_Aim_. For the data below, work out how many lines contain the word "Conversational" and supply only that number.

Items listed in a dataset
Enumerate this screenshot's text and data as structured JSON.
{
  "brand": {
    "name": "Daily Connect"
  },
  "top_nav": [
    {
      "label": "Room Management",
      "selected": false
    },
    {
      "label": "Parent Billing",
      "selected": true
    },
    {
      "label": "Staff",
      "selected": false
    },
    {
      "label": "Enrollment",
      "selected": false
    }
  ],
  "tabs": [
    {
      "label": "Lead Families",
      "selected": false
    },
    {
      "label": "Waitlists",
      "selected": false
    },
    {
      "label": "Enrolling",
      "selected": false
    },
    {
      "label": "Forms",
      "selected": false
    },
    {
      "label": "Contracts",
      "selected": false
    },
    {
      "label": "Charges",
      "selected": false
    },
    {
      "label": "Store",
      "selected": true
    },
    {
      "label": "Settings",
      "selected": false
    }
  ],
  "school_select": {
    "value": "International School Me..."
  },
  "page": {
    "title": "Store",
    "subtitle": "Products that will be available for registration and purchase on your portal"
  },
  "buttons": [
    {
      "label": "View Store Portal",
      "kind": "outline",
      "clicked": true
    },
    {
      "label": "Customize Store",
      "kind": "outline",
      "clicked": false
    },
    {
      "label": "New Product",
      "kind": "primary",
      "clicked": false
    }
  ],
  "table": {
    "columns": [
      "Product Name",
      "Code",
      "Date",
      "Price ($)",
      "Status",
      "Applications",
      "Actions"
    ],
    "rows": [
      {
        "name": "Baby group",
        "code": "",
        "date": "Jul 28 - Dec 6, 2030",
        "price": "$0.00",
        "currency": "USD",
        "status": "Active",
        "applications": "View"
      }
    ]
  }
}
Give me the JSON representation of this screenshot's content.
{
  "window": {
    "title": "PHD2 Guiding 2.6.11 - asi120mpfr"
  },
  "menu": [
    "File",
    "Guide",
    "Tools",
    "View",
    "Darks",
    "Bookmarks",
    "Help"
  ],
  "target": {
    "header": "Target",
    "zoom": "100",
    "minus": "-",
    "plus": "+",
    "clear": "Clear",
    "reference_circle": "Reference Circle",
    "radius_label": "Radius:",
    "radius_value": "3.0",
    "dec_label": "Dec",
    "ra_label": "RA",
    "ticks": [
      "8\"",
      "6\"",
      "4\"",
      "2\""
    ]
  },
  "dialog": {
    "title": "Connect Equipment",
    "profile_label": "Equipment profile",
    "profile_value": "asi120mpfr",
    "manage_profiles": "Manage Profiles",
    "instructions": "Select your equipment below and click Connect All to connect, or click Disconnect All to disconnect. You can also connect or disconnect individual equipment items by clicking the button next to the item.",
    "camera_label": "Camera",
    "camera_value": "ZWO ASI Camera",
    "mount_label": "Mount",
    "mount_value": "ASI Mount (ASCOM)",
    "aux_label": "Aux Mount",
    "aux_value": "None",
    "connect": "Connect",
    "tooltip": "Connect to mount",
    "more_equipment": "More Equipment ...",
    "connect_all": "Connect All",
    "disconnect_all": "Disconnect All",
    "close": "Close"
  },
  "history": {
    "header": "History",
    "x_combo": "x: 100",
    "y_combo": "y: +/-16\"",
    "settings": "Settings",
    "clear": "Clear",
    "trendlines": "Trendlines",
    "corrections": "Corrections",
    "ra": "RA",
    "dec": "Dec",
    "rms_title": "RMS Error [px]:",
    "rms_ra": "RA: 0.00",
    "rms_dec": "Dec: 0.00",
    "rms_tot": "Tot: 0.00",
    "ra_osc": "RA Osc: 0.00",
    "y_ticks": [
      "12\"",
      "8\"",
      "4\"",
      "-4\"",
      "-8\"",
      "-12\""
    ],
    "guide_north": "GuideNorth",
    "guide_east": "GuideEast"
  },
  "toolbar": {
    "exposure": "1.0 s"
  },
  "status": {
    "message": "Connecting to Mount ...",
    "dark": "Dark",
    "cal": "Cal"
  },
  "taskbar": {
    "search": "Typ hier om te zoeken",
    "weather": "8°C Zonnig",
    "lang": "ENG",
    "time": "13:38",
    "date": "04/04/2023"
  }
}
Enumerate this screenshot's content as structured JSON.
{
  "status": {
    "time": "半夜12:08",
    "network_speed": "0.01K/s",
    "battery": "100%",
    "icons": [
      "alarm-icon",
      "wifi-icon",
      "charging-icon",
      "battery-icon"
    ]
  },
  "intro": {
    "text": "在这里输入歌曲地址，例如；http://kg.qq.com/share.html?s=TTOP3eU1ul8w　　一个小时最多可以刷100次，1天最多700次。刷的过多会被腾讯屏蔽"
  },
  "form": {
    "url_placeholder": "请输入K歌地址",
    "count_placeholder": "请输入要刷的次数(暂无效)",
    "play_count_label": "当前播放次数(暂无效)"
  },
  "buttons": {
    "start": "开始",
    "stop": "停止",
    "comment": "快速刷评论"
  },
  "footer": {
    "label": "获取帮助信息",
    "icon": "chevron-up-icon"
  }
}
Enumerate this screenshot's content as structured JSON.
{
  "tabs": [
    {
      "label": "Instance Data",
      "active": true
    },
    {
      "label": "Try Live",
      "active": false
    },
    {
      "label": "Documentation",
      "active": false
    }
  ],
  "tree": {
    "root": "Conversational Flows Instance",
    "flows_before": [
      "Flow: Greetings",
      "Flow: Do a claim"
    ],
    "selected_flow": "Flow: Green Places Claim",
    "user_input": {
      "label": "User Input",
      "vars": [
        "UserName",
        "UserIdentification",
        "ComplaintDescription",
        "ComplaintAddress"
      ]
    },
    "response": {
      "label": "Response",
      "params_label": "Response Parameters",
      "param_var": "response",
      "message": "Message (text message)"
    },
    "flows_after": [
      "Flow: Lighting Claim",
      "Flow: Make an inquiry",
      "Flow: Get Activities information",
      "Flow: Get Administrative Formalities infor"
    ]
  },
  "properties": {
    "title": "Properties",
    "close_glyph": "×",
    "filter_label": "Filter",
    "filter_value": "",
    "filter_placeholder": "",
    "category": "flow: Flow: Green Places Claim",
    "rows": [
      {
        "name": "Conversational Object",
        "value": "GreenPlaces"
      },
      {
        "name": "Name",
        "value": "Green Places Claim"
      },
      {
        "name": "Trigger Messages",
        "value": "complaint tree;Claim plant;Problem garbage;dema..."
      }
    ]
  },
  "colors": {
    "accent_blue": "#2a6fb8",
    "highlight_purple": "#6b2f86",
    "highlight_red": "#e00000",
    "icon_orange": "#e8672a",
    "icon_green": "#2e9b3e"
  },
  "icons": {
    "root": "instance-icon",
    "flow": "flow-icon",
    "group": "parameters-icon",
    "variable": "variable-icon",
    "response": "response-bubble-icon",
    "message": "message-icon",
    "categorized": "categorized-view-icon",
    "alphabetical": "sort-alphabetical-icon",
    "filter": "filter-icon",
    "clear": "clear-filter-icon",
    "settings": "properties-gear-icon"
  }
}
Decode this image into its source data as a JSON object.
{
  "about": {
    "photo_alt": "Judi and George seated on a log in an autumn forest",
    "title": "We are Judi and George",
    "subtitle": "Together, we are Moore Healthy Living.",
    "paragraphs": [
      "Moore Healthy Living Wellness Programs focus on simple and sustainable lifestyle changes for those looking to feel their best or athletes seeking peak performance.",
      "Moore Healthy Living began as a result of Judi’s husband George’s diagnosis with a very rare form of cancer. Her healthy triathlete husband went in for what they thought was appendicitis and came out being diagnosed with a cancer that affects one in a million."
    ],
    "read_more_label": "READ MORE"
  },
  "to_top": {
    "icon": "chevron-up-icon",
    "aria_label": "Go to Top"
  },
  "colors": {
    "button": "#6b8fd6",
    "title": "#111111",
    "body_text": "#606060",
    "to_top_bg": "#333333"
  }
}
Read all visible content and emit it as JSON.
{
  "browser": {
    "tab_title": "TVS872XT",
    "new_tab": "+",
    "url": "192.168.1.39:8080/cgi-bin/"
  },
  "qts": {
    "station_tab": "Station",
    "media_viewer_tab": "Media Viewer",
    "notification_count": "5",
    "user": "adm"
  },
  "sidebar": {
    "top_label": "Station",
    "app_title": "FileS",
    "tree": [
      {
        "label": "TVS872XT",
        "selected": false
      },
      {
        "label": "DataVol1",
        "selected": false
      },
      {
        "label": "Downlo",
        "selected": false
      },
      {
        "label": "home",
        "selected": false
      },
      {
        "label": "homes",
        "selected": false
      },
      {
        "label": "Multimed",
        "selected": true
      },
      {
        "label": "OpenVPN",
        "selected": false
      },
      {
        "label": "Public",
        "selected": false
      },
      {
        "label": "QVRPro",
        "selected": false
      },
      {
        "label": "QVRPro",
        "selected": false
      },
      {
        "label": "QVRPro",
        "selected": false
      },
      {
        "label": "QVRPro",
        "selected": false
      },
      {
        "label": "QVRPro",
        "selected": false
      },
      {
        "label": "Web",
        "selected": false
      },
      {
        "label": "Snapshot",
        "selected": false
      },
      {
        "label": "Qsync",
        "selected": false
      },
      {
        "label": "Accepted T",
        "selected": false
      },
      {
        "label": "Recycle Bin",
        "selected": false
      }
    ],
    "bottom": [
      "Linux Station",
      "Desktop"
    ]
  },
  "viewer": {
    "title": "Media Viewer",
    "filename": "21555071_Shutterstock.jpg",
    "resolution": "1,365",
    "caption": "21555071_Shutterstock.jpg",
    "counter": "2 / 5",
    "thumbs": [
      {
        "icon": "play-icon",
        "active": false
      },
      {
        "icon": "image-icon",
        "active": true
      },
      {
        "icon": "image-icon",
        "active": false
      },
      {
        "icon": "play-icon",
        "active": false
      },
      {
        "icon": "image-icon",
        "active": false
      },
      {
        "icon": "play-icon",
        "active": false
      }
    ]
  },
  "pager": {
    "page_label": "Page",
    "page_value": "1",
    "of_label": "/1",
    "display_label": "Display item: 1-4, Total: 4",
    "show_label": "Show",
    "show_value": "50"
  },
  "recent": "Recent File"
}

_Task result_. 2